▸ Dataset content:
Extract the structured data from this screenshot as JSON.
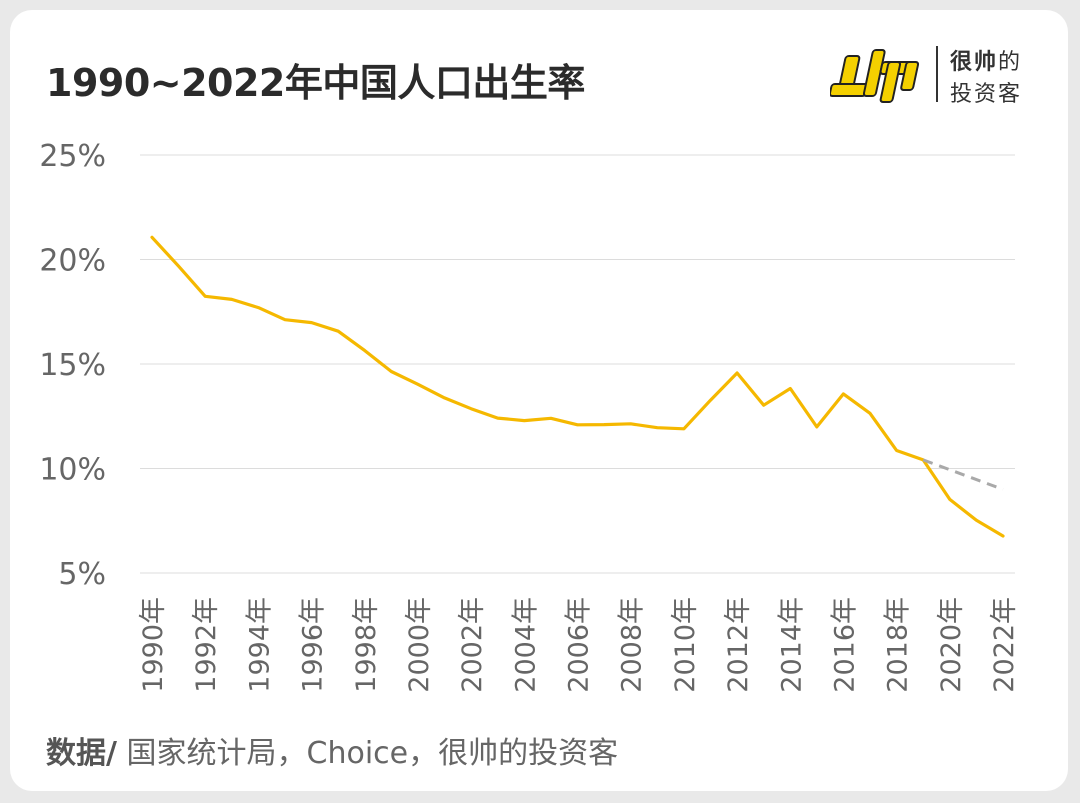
{
  "title": "1990~2022年中国人口出生率",
  "logo": {
    "line1_bold": "很帅",
    "line1_rest": "的",
    "line2": "投资客"
  },
  "source": {
    "label": "数据/",
    "text": " 国家统计局，Choice，很帅的投资客"
  },
  "colors": {
    "line": "#f5b800",
    "projection": "#a9a9a9",
    "grid": "#dcdcdc",
    "tick": "#666666",
    "logo_yellow": "#f4d000"
  },
  "chart_data": {
    "type": "line",
    "title": "1990~2022年中国人口出生率",
    "xlabel": "",
    "ylabel": "",
    "ylim": [
      5,
      25
    ],
    "grid": true,
    "yticks": [
      "25%",
      "20%",
      "15%",
      "10%",
      "5%"
    ],
    "ytick_values": [
      25,
      20,
      15,
      10,
      5
    ],
    "xtick_labels": [
      "1990年",
      "1992年",
      "1994年",
      "1996年",
      "1998年",
      "2000年",
      "2002年",
      "2004年",
      "2006年",
      "2008年",
      "2010年",
      "2012年",
      "2014年",
      "2016年",
      "2018年",
      "2020年",
      "2022年"
    ],
    "x": [
      1990,
      1991,
      1992,
      1993,
      1994,
      1995,
      1996,
      1997,
      1998,
      1999,
      2000,
      2001,
      2002,
      2003,
      2004,
      2005,
      2006,
      2007,
      2008,
      2009,
      2010,
      2011,
      2012,
      2013,
      2014,
      2015,
      2016,
      2017,
      2018,
      2019,
      2020,
      2021,
      2022
    ],
    "series": [
      {
        "values": [
          21.06,
          19.68,
          18.24,
          18.09,
          17.7,
          17.12,
          16.98,
          16.57,
          15.64,
          14.64,
          14.03,
          13.38,
          12.86,
          12.41,
          12.29,
          12.4,
          12.09,
          12.1,
          12.14,
          11.95,
          11.9,
          13.27,
          14.57,
          13.03,
          13.83,
          11.99,
          13.57,
          12.64,
          10.86,
          10.41,
          8.52,
          7.52,
          6.77
        ]
      },
      {
        "style": "dashed",
        "x": [
          2019,
          2022
        ],
        "values": [
          10.41,
          9.0
        ]
      }
    ]
  }
}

▸ Aim: Copy each line of the data that contains the word "title".

▸ Answer below:
  "title": "1990~2022年中国人口出生率",
    "title": "1990~2022年中国人口出生率",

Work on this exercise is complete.